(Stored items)
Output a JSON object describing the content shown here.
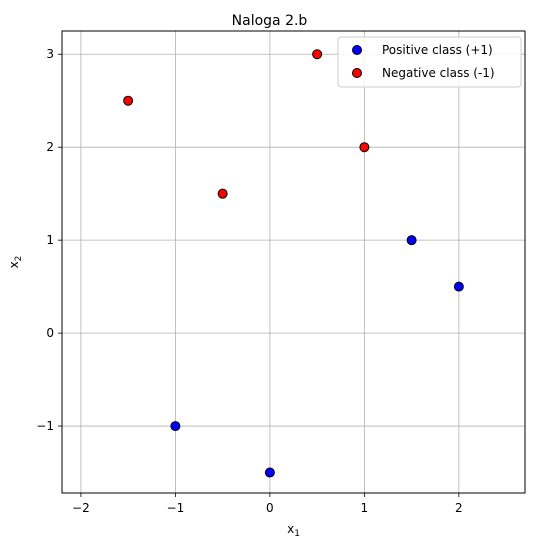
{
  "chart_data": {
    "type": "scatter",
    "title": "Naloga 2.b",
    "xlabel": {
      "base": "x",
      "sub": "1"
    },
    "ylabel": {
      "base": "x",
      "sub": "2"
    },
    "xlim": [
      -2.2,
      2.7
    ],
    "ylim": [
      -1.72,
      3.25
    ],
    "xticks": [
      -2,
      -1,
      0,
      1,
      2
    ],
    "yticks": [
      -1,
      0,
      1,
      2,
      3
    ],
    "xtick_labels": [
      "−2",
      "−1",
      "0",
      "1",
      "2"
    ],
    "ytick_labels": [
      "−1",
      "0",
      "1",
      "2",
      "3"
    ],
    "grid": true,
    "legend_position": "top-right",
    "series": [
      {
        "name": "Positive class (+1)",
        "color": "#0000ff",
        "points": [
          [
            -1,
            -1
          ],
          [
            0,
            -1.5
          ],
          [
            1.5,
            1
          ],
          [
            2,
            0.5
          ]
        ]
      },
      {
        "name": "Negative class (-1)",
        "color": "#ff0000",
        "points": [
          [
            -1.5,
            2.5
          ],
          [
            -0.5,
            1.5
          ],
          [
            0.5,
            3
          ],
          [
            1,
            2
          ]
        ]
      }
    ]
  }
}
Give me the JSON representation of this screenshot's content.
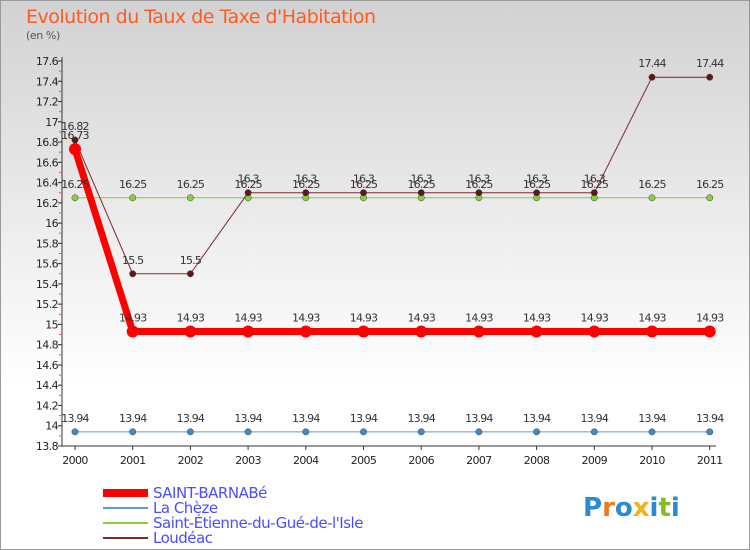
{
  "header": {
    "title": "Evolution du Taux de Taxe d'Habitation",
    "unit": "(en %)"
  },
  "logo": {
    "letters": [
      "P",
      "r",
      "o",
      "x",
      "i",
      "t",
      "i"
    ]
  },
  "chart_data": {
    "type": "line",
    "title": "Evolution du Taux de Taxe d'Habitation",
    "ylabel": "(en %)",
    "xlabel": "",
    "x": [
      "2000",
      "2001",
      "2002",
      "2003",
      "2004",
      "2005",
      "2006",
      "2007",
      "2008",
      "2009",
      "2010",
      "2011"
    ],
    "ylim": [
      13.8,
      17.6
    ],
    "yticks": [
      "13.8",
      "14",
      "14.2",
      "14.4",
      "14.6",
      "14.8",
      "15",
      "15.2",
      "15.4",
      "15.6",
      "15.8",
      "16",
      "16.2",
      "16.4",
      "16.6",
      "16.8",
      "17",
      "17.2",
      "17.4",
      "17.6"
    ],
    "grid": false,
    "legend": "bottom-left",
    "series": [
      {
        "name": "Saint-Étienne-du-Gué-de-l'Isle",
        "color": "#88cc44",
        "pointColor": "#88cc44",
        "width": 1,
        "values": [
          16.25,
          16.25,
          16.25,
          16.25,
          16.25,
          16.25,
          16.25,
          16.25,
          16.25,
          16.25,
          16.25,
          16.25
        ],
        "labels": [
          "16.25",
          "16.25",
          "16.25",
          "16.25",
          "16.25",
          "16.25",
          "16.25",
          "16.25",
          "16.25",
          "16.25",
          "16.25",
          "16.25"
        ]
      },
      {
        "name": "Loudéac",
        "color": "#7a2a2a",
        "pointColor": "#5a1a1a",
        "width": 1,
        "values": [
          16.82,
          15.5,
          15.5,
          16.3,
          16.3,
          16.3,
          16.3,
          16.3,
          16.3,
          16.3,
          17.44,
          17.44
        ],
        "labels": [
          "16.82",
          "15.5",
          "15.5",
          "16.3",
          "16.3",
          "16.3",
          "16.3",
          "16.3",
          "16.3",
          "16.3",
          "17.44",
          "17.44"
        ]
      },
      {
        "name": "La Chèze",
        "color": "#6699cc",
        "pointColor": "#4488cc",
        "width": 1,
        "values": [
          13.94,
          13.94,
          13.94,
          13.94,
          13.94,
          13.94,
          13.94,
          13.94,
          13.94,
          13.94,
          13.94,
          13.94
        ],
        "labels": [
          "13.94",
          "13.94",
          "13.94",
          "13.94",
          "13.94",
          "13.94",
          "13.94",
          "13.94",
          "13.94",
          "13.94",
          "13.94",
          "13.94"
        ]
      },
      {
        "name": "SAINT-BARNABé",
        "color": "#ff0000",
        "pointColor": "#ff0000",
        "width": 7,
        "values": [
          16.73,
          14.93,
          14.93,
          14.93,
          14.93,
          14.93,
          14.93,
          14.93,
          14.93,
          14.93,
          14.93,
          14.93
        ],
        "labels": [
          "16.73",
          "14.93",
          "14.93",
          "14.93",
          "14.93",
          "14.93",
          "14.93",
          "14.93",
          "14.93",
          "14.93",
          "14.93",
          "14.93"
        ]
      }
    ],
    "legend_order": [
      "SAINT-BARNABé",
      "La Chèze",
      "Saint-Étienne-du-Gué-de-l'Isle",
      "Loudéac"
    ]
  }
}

§ Requirements: Gather each line in the data that holds the string "Isle".

§ Written reply:
        "name": "Saint-Étienne-du-Gué-de-l'Isle",
      "Saint-Étienne-du-Gué-de-l'Isle",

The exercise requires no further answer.